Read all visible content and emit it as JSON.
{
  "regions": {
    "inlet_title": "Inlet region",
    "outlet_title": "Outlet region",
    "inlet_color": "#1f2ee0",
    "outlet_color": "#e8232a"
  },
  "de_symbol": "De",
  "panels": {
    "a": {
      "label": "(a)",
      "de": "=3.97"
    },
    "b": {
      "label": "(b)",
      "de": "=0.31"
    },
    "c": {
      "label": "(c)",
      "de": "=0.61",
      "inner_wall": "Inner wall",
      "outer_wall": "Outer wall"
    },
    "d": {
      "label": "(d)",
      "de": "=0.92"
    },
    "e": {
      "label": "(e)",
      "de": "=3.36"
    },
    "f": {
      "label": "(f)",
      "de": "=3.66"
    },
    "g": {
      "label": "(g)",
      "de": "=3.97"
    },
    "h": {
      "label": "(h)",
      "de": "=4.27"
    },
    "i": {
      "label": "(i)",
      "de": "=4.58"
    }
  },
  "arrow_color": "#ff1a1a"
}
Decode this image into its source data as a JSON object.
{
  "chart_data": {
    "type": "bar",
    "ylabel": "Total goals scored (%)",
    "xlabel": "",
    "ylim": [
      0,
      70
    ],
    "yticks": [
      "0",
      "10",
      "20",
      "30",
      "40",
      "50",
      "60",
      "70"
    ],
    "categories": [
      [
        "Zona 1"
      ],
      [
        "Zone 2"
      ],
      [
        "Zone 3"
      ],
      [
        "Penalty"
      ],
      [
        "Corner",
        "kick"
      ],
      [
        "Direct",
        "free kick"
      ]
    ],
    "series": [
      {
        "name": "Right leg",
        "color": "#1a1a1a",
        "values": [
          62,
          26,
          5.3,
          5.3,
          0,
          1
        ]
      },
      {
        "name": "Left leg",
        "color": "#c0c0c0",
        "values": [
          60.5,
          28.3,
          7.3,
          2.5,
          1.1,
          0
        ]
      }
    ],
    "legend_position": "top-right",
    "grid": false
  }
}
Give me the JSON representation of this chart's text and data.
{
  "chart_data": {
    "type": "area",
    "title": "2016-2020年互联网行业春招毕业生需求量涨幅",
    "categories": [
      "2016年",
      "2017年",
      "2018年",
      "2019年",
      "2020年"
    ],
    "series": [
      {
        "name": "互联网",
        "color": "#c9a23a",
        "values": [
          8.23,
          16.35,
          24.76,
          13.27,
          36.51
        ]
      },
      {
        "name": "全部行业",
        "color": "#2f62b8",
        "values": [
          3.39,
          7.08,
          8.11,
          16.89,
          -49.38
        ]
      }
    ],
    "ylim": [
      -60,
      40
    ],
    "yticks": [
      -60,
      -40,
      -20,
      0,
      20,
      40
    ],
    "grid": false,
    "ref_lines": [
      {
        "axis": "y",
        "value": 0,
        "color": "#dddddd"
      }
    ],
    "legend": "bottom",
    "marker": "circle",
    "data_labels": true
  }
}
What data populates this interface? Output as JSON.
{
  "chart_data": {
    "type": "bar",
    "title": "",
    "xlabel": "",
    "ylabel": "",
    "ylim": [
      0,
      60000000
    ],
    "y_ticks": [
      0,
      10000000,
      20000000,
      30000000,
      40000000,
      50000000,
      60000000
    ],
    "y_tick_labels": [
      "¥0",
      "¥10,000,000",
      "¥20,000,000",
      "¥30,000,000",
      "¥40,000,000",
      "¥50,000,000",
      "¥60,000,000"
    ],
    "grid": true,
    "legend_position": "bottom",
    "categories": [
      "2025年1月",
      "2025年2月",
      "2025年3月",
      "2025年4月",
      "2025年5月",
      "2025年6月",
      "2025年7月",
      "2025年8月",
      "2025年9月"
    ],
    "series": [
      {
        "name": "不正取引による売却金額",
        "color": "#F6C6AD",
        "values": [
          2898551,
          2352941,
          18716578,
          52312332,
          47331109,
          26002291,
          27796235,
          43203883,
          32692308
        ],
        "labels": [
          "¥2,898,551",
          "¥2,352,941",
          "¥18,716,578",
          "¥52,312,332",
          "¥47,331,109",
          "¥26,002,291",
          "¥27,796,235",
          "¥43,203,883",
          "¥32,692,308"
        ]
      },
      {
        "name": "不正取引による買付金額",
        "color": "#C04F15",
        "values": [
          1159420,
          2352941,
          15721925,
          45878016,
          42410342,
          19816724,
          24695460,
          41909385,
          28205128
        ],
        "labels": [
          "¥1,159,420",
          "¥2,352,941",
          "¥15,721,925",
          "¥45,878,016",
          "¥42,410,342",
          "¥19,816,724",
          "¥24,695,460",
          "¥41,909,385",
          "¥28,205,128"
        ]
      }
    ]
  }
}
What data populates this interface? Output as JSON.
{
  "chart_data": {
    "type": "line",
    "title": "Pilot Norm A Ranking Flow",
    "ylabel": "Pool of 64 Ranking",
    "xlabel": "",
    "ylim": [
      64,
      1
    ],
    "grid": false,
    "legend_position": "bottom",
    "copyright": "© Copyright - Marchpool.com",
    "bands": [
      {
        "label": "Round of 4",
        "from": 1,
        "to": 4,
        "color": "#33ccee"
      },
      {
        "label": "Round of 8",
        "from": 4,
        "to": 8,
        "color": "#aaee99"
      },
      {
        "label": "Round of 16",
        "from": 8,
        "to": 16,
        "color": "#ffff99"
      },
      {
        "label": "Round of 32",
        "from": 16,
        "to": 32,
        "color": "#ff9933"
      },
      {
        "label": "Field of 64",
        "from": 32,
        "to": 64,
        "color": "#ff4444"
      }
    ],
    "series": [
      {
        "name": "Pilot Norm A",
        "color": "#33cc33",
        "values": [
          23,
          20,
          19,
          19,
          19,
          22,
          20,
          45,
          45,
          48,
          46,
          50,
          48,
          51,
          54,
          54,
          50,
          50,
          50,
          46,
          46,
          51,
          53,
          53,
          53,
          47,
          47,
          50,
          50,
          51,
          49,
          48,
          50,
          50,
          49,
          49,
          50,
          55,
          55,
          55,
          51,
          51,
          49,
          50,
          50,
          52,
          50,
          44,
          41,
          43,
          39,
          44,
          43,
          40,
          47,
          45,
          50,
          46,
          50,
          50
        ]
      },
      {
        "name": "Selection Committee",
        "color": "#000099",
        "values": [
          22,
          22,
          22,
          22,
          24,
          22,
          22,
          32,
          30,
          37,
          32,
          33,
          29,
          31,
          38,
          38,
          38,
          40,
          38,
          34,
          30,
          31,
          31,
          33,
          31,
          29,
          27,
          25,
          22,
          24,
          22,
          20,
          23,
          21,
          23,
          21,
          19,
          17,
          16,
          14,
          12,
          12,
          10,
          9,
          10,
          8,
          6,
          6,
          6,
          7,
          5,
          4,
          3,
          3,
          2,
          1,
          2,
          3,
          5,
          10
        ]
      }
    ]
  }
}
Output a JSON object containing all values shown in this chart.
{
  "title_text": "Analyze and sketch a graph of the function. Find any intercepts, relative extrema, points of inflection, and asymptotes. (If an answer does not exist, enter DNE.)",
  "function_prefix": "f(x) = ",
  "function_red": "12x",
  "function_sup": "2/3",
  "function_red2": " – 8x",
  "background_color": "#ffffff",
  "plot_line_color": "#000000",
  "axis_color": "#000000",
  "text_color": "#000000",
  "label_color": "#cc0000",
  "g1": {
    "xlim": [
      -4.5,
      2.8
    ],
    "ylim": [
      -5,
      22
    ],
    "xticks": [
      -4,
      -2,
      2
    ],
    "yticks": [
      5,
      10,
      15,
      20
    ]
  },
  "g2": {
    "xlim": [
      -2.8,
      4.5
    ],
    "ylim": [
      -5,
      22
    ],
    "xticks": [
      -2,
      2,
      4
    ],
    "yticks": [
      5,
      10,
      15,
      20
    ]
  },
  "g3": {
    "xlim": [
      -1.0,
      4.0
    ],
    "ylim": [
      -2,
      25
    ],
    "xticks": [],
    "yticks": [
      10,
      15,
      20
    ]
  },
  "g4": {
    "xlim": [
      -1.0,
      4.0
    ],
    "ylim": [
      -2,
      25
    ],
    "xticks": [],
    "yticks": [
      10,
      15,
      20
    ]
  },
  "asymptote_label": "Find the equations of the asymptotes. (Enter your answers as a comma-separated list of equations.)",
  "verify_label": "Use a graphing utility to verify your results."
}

***

[TASK DESCRIPTION] Write out every line from the entries where "your" appears.

[IN RESPONSE]
  "asymptote_label": "Find the equations of the asymptotes. (Enter your answers as a comma-separated list of equations.)",
  "verify_label": "Use a graphing utility to verify your results."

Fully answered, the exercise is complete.